[begin EXERCISE INPUT]

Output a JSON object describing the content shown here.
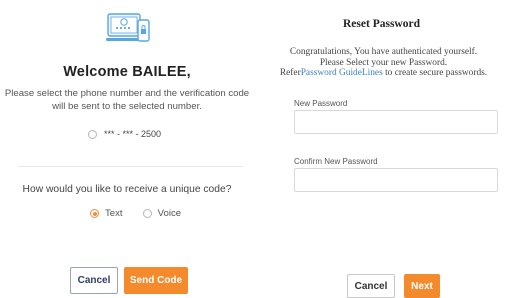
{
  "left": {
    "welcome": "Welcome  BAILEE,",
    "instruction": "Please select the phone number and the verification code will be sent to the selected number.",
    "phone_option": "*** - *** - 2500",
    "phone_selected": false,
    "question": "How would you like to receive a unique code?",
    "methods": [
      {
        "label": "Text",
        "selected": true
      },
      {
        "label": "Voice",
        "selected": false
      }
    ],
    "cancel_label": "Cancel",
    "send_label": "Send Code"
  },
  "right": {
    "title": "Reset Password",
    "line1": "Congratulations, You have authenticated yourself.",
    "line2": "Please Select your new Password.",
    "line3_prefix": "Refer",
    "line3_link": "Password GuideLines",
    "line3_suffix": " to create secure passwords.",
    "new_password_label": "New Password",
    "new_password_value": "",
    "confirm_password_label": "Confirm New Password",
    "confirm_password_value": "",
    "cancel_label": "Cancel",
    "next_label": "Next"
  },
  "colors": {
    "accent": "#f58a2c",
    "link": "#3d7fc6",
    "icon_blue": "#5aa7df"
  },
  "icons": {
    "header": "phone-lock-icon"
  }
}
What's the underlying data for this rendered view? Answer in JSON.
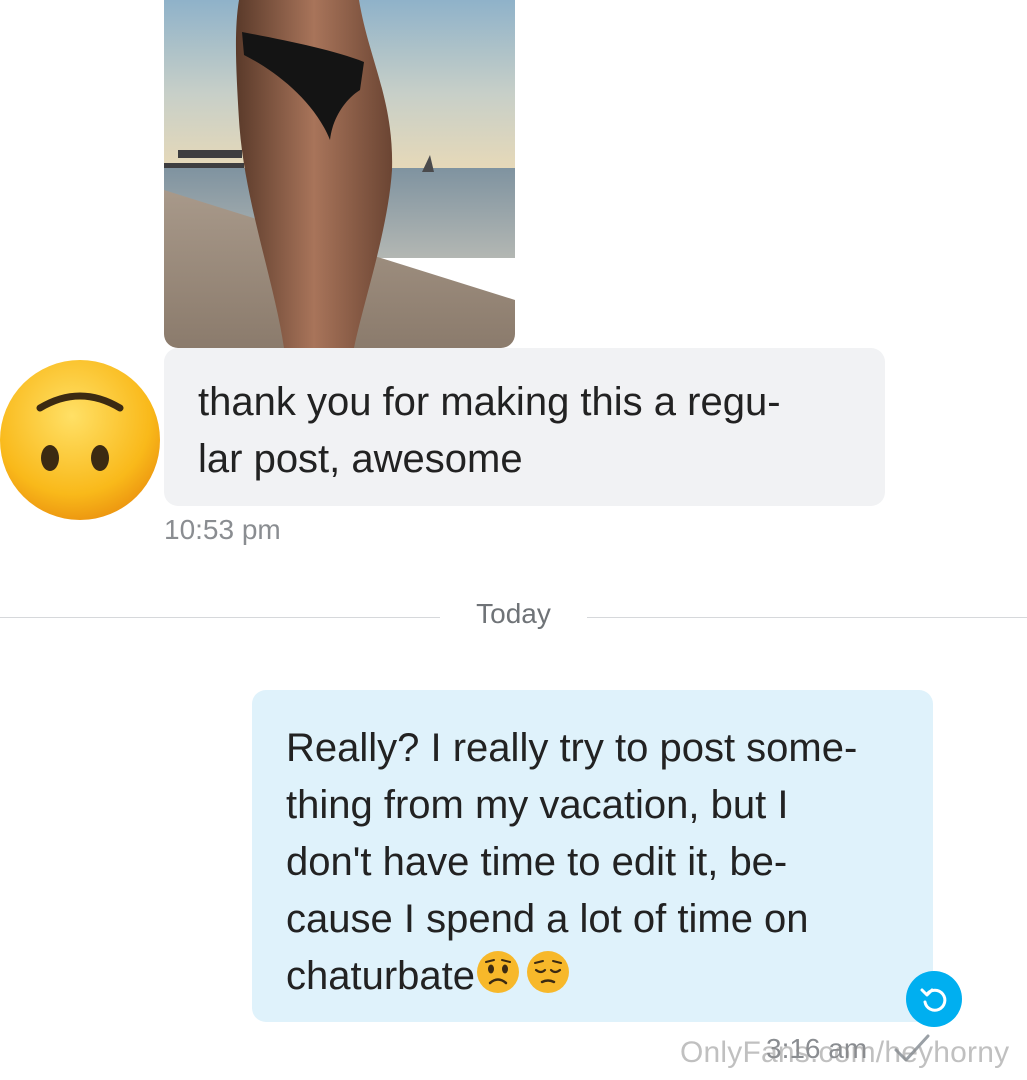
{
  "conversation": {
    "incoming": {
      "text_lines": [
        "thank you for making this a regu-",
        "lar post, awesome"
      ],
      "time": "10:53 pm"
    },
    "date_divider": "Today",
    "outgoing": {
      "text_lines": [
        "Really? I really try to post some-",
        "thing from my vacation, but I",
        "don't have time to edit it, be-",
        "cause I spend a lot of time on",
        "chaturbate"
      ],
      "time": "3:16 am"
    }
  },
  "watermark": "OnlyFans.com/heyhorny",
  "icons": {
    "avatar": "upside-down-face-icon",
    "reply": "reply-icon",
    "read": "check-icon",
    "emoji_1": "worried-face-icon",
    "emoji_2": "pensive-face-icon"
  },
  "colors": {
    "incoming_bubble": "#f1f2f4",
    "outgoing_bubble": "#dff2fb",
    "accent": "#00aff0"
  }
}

[end EXERCISE INPUT]

## REQUIREMENT
Write out the full listing verbatim, excluding its pictures.

## RESPONSE FOR THIS EXERCISE
Output a JSON object describing the content shown here.
{
  "left": {
    "welcome": "Welcome  BAILEE,",
    "instruction": "Please select the phone number and the verification code will be sent to the selected number.",
    "phone_option": "*** - *** - 2500",
    "phone_selected": false,
    "question": "How would you like to receive a unique code?",
    "methods": [
      {
        "label": "Text",
        "selected": true
      },
      {
        "label": "Voice",
        "selected": false
      }
    ],
    "cancel_label": "Cancel",
    "send_label": "Send Code"
  },
  "right": {
    "title": "Reset Password",
    "line1": "Congratulations, You have authenticated yourself.",
    "line2": "Please Select your new Password.",
    "line3_prefix": "Refer",
    "line3_link": "Password GuideLines",
    "line3_suffix": " to create secure passwords.",
    "new_password_label": "New Password",
    "new_password_value": "",
    "confirm_password_label": "Confirm New Password",
    "confirm_password_value": "",
    "cancel_label": "Cancel",
    "next_label": "Next"
  },
  "colors": {
    "accent": "#f58a2c",
    "link": "#3d7fc6",
    "icon_blue": "#5aa7df"
  },
  "icons": {
    "header": "phone-lock-icon"
  }
}
What's the underlying data for this rendered view? Answer in JSON.
{
  "conversation": {
    "incoming": {
      "text_lines": [
        "thank you for making this a regu-",
        "lar post, awesome"
      ],
      "time": "10:53 pm"
    },
    "date_divider": "Today",
    "outgoing": {
      "text_lines": [
        "Really? I really try to post some-",
        "thing from my vacation, but I",
        "don't have time to edit it, be-",
        "cause I spend a lot of time on",
        "chaturbate"
      ],
      "time": "3:16 am"
    }
  },
  "watermark": "OnlyFans.com/heyhorny",
  "icons": {
    "avatar": "upside-down-face-icon",
    "reply": "reply-icon",
    "read": "check-icon",
    "emoji_1": "worried-face-icon",
    "emoji_2": "pensive-face-icon"
  },
  "colors": {
    "incoming_bubble": "#f1f2f4",
    "outgoing_bubble": "#dff2fb",
    "accent": "#00aff0"
  }
}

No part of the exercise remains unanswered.